▶ QUOTED PASSAGE:
For a real potential, of course, there will be a term in $x^4$ that kicks in way before the system sees the hill. Thus, after the harmonic oscillator, the next class of models that really capture the type of back-and-forth behaviour one is trying to model, for all amplitudes and all driving forces, is of the form $$V(x)=\frac12 k_2 x^2+\frac13 k_3 x^3+\frac14 k_4 x^4.$$ This succeeds in fixing the problems with a pure $x^3$ perturbation, but in solving those problems we have made the model quite a bit more complicated than we were really hoping for.

(For instance, we now have two dimensional constants, the lengths $k_2/k_3$ and $k_3/k_4$, instead of just one, and the interplay between those two will affect the behaviour. For example, if $k_3^2>\frac92k_2k_4$ the potential develops a second dip, which you don't really want.)

Thus, I think the useful classification is

The Duffing potential, $V(x)=\frac12 k_2 x^2+\frac14 k_4 x^4$, is the simplest potential which generalizes the harmonic oscillator to the anharmonic case while avoiding runaway solutions for all starting positions.

That said, if you start generalizing this model, your first step should be to put the cubic term back in. Even then, the requirement that $k_3^2$ be bounded by $k_4$ means that the cubic term must be a perturbation on top of the quartic behaviour, instead of the other way around.


There is an additional physical reason why odd-order perturbations to the potential are not very common, and it is due to the type of symmetry - or lack thereof - your system has. Specifically, even-order terms in the potential are symmetric around the equilibrium point, but including odd-order terms will make for a lopsided potential that's not symmetric any more.

Records:
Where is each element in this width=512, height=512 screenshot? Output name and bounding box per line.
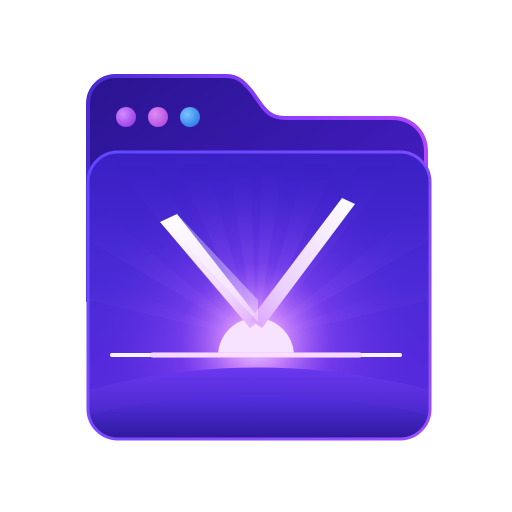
folder-app-icon-graphic [86,74,432,441]
violet-dot [148,107,168,127]
folder-front-panel [86,150,432,441]
blue-dot [180,107,200,127]
folder-app-icon [0,0,512,512]
purple-dot [116,107,136,127]
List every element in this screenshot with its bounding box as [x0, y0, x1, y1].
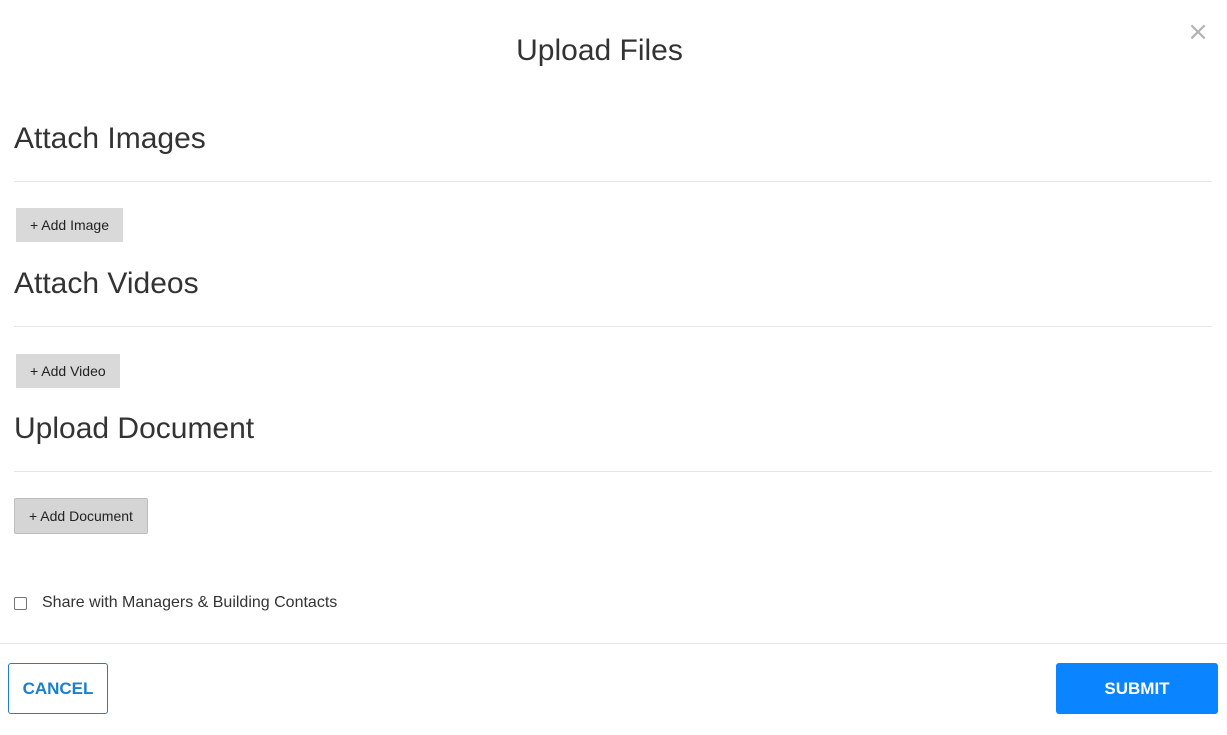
section-divider — [14, 181, 1212, 182]
share-row[interactable]: Share with Managers & Building Contacts — [14, 594, 337, 612]
cancel-button[interactable]: CANCEL — [8, 663, 108, 714]
close-icon[interactable]: × — [1184, 18, 1212, 46]
attach-videos-section: Attach Videos + Add Video — [14, 264, 1212, 388]
upload-files-modal: Upload Files × Attach Images + Add Image… — [0, 0, 1227, 735]
section-heading-document: Upload Document — [14, 412, 255, 445]
attach-images-section: Attach Images + Add Image — [14, 119, 1212, 242]
share-checkbox[interactable] — [14, 596, 27, 610]
submit-button[interactable]: SUBMIT — [1056, 663, 1218, 714]
section-heading-images: Attach Images — [14, 122, 206, 155]
section-divider — [14, 326, 1212, 327]
share-label: Share with Managers & Building Contacts — [42, 594, 338, 611]
section-divider — [14, 471, 1212, 472]
upload-document-section: Upload Document + Add Document — [14, 409, 1212, 534]
add-video-button[interactable]: + Add Video — [16, 354, 120, 388]
add-image-button[interactable]: + Add Image — [16, 208, 124, 242]
section-heading-videos: Attach Videos — [14, 267, 199, 300]
add-document-button[interactable]: + Add Document — [14, 498, 148, 534]
modal-title: Upload Files — [516, 34, 683, 67]
footer-divider — [0, 643, 1227, 644]
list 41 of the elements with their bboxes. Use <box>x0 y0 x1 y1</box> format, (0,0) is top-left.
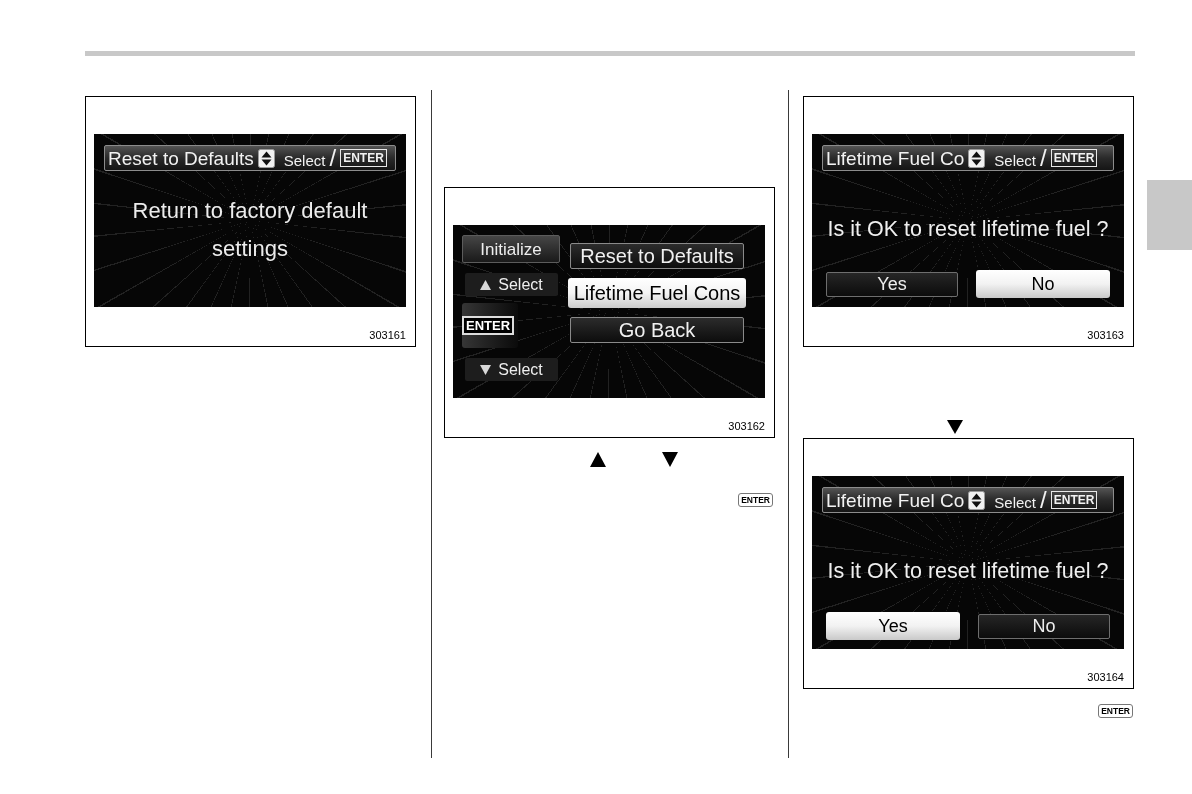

▶ TO-DO LIST:
• 1. Quote the records word for word, starting at the first line and ending at the line containing "purple-dot [116,107,136,127]". Include both of those lines, and omit the pictures.
• 2. Continue the passage on anharmonic oscillator potentials from the point where it stops.

▶ ANSWERS PROVIDED:
• 1.
Where is each element in this width=512, height=512 screenshot? Output name and bounding box per line.
folder-app-icon-graphic [86,74,432,441]
violet-dot [148,107,168,127]
folder-front-panel [86,150,432,441]
blue-dot [180,107,200,127]
folder-app-icon [0,0,512,512]
purple-dot [116,107,136,127]

• 2.
For all oscillating systems, if you drive them hard enough they will become anharmonic. However, for odd-order nonlinearities to come into play, the system itself needs to be asymmetric, and that need not be the case. Indeed, depending on the setting, it can be quite hard to make a system that's asymmetric enough for those effects to be noticeable.

A good example of this is in nonlinear optics, where the relevant perturbation expansion is that of the polarization's response to the driving electric field: $$P=\chi E+\chi^{(2)}E^2+\chi^{(3)}E^3+\cdots,$$ ignoring the vector/tensor character of these quantities. It generally requires pretty high intensities to drive materials into those regimes, so using $\chi^{(2)}$ nonlinearities seems a lot better than using $\chi^{(3)}$ ones. However, for most materials, the $\chi^{(2)}$ susceptibility is zero because of symmetry considerations: the medium needs to be asymmetric on the scale of a few atoms. This is possible, for example, in non-centrosymmetric crystals, but without such a material you can't do any three-wave mixing process, which rules out second-harmonic generation, sum- and difference-frequency generation, optical parametric amplification, and a host of other toolkit essentials.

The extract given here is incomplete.